> [SHORT EXERCISE]
Copy every line of the data that contains the string "的相关规定".

----

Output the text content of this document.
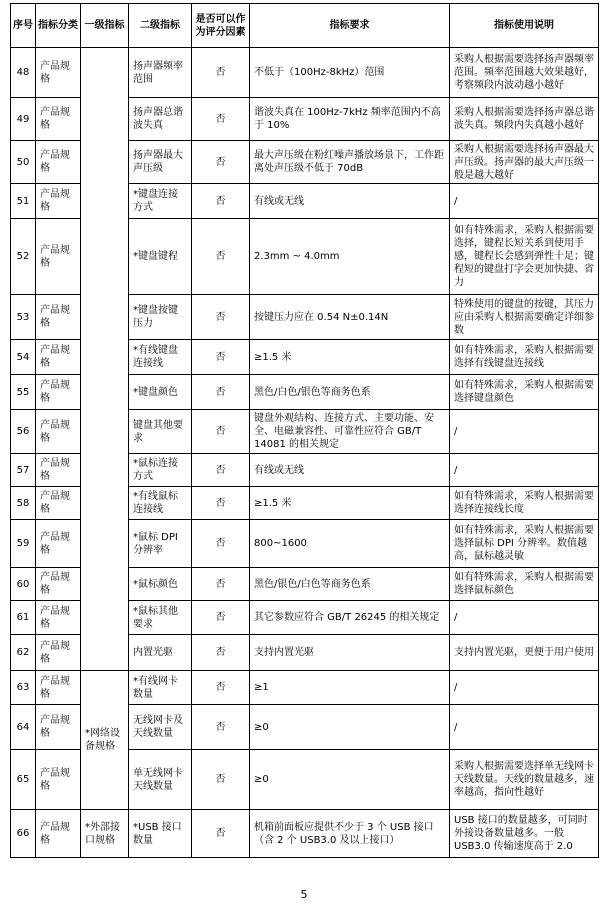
序号	指标分类	一级指标	二级指标	是否可以作为评分因素	指标要求	指标使用说明
48	产品规格		扬声器频率范围	否	不低于（100Hz-8kHz）范围	采购人根据需要选择扬声器频率范围。频率范围越大效果越好，考察频段内波动越小越好
49	产品规格		扬声器总谐波失真	否	谐波失真在 100Hz-7kHz 频率范围内不高于 10%	采购人根据需要选择扬声器总谐波失真。频段内失真越小越好
50	产品规格		扬声器最大声压级	否	最大声压级在粉红噪声播放场景下，工作距离处声压级不低于 70dB	采购人根据需要选择扬声器最大声压级。扬声器的最大声压级一般是越大越好
51	产品规格		*键盘连接方式	否	有线或无线	/
52	产品规格		*键盘键程	否	2.3mm ~ 4.0mm	如有特殊需求，采购人根据需要选择，键程长短关系到使用手感，键程长会感到弹性十足；键程短的键盘打字会更加快捷、省力
53	产品规格		*键盘按键压力	否	按键压力应在 0.54 N±0.14N	特殊使用的键盘的按键，其压力应由采购人根据需要确定详细参数
54	产品规格		*有线键盘连接线	否	≥1.5 米	如有特殊需求，采购人根据需要选择有线键盘连接线
55	产品规格		*键盘颜色	否	黑色/白色/银色等商务色系	如有特殊需求，采购人根据需要选择键盘颜色
56	产品规格		键盘其他要求	否	键盘外观结构、连接方式、主要功能、安全、电磁兼容性、可靠性应符合 GB/T 14081 的相关规定	/
57	产品规格		*鼠标连接方式	否	有线或无线	/
58	产品规格		*有线鼠标连接线	否	≥1.5 米	如有特殊需求，采购人根据需要选择连接线长度
59	产品规格		*鼠标 DPI 分辨率	否	800~1600	如有特殊需求，采购人根据需要选择鼠标 DPI 分辨率。数值越高，鼠标越灵敏
60	产品规格		*鼠标颜色	否	黑色/银色/白色等商务色系	如有特殊需求，采购人根据需要选择鼠标颜色
61	产品规格		*鼠标其他要求	否	其它参数应符合 GB/T 26245 的相关规定	/
62	产品规格		内置光驱	否	支持内置光驱	支持内置光驱，更便于用户使用
63	产品规格	*网络设备规格	*有线网卡数量	否	≥1	/
64	产品规格		无线网卡及天线数量	否	≥0	/
65	产品规格		单无线网卡天线数量	否	≥0	采购人根据需要选择单无线网卡天线数量。天线的数量越多，速率越高，指向性越好
66	产品规格	*外部接口规格	*USB 接口数量	否	机箱前面板应提供不少于 3 个 USB 接口（含 2 个 USB3.0 及以上接口）	USB 接口的数量越多，可同时外接设备数量越多。一般 USB3.0 传输速度高于 2.0
5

----

> [SOLVED EXERCISE]
56	产品规格		键盘其他要求	否	键盘外观结构、连接方式、主要功能、安全、电磁兼容性、可靠性应符合 GB/T 14081 的相关规定	/
61	产品规格		*鼠标其他要求	否	其它参数应符合 GB/T 26245 的相关规定	/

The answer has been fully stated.